Excerpted records ::

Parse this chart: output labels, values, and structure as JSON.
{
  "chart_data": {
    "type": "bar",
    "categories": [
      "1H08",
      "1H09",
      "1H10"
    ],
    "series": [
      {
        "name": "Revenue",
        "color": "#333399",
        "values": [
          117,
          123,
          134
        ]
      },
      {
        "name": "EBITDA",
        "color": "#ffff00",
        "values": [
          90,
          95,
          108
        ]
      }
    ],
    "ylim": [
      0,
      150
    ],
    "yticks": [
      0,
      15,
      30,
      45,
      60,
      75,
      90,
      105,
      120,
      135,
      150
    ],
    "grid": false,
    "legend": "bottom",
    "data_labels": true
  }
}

---

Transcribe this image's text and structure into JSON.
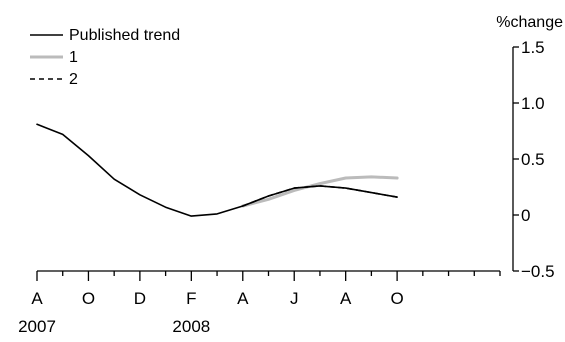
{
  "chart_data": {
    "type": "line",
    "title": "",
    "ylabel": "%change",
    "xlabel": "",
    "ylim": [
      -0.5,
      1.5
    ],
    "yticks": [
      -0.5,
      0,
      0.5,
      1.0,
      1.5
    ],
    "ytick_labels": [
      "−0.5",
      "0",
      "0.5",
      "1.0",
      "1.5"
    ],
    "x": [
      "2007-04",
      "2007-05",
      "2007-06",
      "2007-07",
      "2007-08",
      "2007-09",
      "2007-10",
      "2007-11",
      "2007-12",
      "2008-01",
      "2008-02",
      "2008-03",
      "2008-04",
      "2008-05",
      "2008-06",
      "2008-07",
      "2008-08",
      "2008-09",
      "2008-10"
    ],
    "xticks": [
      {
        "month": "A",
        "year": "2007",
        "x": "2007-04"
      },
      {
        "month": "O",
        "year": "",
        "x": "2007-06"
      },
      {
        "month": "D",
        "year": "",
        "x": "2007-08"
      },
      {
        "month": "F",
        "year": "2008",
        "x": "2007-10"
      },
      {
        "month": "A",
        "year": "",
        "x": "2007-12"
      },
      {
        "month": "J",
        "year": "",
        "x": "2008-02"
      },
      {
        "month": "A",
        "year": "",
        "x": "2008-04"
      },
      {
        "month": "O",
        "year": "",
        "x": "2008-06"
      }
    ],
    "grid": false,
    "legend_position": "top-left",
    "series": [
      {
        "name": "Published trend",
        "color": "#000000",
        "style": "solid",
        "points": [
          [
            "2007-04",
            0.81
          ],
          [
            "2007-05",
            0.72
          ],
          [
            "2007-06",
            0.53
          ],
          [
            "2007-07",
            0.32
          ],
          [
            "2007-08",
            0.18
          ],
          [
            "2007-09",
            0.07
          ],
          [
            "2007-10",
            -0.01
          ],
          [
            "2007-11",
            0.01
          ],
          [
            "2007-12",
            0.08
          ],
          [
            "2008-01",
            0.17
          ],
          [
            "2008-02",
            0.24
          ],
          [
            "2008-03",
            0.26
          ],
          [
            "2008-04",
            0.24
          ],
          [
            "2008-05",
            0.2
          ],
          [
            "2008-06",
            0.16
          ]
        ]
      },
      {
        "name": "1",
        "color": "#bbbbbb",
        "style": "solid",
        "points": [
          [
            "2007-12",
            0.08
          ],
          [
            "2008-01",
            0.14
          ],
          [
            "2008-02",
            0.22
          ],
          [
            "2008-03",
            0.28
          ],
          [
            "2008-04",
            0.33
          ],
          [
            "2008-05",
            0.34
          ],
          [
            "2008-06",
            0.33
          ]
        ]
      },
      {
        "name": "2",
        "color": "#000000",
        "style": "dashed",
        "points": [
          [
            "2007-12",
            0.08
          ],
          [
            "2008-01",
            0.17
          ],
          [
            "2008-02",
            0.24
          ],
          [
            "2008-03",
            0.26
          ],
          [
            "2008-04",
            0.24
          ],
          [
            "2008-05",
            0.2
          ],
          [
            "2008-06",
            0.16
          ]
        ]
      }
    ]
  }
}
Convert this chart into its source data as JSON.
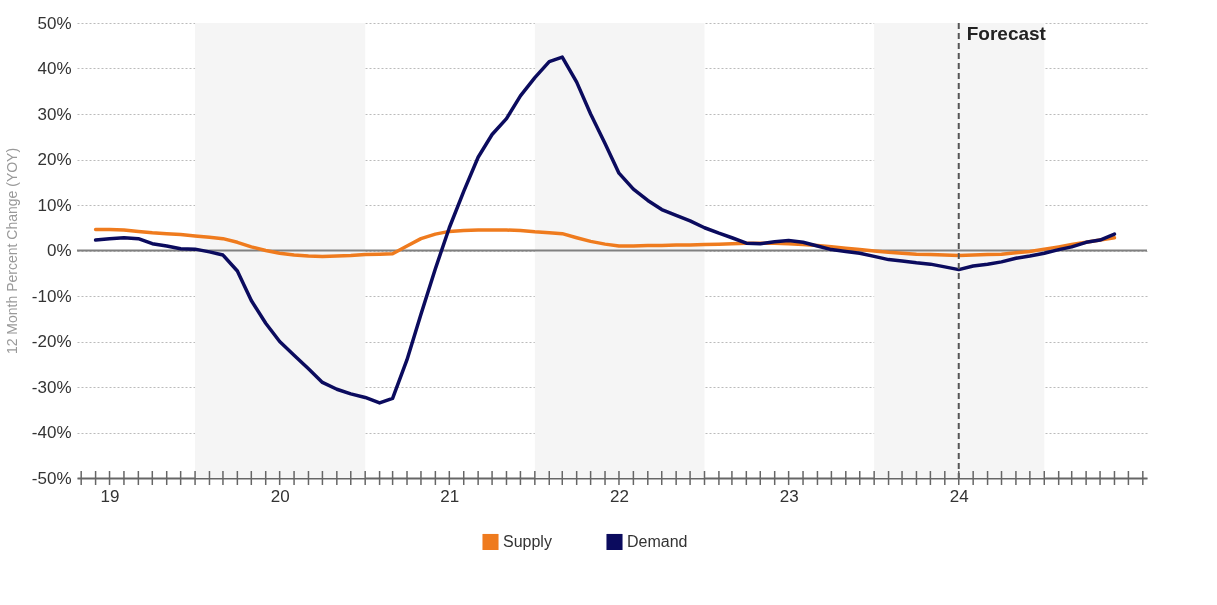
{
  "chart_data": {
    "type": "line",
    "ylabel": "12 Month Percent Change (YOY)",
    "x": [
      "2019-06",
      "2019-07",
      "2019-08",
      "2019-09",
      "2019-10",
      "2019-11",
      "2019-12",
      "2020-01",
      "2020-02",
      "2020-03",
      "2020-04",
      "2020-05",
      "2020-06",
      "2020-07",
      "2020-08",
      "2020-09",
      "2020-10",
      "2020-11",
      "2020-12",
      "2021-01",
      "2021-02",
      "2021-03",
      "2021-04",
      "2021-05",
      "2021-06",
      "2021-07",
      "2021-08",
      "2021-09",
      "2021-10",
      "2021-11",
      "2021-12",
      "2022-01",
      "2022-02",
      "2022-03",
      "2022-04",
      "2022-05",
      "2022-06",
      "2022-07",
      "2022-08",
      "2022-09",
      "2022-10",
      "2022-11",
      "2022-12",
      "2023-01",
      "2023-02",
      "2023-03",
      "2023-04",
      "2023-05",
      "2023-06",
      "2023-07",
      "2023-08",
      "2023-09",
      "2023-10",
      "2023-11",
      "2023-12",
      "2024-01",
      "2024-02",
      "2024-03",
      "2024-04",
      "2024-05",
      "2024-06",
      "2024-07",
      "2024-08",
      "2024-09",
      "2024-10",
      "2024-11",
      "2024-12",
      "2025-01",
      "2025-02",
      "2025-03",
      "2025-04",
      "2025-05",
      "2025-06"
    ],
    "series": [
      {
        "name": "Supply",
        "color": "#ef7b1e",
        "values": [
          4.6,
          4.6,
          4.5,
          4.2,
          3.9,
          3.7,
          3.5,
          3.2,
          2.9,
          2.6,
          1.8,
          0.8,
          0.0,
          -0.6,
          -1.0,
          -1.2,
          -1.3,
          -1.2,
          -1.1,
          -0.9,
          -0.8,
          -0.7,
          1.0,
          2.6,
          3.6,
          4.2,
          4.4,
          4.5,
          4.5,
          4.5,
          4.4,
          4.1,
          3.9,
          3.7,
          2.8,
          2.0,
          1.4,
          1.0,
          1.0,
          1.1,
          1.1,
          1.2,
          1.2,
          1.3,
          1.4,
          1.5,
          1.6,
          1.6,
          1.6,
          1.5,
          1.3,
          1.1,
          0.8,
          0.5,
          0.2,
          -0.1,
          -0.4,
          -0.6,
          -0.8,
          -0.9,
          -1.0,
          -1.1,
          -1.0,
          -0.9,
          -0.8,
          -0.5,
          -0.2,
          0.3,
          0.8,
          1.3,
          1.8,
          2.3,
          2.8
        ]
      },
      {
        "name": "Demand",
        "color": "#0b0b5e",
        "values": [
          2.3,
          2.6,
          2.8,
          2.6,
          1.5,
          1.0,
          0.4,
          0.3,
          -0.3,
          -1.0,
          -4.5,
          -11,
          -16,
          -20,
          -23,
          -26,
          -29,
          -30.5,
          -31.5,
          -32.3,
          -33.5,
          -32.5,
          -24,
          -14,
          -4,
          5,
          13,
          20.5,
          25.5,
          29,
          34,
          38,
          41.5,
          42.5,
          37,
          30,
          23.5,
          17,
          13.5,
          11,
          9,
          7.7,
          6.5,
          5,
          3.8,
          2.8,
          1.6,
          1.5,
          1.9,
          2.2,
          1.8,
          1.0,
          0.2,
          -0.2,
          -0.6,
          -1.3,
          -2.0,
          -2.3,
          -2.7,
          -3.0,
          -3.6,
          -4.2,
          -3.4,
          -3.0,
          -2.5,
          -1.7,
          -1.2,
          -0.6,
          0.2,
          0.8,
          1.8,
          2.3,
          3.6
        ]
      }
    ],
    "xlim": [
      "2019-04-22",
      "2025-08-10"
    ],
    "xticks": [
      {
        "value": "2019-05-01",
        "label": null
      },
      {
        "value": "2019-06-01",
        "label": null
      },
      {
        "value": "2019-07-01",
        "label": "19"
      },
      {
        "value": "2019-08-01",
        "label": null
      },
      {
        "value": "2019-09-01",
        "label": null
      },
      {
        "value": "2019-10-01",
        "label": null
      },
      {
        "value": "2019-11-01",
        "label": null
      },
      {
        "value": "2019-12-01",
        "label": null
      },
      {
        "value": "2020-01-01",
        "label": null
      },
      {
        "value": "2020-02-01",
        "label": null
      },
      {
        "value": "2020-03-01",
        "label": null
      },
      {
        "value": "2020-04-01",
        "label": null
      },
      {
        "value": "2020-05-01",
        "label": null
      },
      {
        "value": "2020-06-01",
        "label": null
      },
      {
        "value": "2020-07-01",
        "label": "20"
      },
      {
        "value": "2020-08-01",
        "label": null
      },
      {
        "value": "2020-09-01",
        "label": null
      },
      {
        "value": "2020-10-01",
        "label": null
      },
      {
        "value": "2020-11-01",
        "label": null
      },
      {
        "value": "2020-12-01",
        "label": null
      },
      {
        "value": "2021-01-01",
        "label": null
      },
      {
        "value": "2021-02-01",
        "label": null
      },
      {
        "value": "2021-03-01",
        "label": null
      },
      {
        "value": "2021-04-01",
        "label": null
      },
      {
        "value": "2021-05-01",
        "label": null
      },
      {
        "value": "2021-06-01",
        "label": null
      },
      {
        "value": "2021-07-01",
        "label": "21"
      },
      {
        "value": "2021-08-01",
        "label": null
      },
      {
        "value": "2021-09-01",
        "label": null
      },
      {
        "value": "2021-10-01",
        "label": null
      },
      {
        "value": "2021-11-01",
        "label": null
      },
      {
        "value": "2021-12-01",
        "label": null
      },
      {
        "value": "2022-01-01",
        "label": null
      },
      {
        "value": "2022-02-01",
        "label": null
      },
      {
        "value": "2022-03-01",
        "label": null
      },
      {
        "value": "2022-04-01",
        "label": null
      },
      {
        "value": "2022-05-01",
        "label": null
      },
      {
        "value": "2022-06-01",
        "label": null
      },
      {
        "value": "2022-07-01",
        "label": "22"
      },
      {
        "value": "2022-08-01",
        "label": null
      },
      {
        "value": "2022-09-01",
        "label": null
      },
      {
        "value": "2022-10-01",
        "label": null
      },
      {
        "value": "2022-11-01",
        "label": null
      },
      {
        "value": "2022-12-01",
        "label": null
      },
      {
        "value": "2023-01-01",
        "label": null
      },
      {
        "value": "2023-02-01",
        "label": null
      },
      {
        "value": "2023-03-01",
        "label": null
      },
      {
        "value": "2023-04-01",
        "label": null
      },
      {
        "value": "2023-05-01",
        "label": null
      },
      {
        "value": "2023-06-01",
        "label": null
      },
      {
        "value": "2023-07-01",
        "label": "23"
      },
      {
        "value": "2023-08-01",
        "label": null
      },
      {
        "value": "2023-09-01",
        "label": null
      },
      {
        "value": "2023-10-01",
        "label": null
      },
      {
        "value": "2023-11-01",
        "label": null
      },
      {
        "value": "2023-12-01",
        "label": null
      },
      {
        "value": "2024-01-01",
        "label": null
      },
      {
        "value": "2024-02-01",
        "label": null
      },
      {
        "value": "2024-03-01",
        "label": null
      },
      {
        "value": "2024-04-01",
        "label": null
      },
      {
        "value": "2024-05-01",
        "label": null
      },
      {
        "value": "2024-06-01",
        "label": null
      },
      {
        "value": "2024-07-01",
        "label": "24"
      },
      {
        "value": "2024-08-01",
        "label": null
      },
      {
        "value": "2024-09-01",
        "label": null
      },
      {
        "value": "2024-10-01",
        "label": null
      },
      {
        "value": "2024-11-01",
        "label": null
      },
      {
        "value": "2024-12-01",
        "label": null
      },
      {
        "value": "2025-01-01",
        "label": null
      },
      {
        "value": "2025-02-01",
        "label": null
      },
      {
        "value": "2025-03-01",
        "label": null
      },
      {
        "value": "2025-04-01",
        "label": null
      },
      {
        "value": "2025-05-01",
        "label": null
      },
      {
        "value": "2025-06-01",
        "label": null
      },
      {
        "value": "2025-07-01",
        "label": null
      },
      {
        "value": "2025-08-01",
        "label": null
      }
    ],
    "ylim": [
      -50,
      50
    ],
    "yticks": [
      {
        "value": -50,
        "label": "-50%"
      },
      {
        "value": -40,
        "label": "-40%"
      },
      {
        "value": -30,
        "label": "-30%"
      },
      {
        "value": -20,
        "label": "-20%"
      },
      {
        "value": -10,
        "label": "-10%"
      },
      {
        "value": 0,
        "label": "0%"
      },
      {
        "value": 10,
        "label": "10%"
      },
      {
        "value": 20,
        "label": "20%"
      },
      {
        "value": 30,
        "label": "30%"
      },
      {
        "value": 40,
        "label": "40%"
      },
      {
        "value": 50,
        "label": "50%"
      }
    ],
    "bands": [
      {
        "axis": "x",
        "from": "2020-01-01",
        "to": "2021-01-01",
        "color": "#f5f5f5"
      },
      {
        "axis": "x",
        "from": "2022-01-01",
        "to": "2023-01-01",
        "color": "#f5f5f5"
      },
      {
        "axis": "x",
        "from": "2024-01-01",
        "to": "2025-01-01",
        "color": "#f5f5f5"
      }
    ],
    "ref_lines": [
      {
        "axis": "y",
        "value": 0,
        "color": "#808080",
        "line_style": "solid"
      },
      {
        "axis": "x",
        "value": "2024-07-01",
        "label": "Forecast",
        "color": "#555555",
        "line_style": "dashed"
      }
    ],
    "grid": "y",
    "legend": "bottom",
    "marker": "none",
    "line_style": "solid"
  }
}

The task :: The string "this" may appear in lines of the listing above; tally those lines and give the number only.

The output :: 3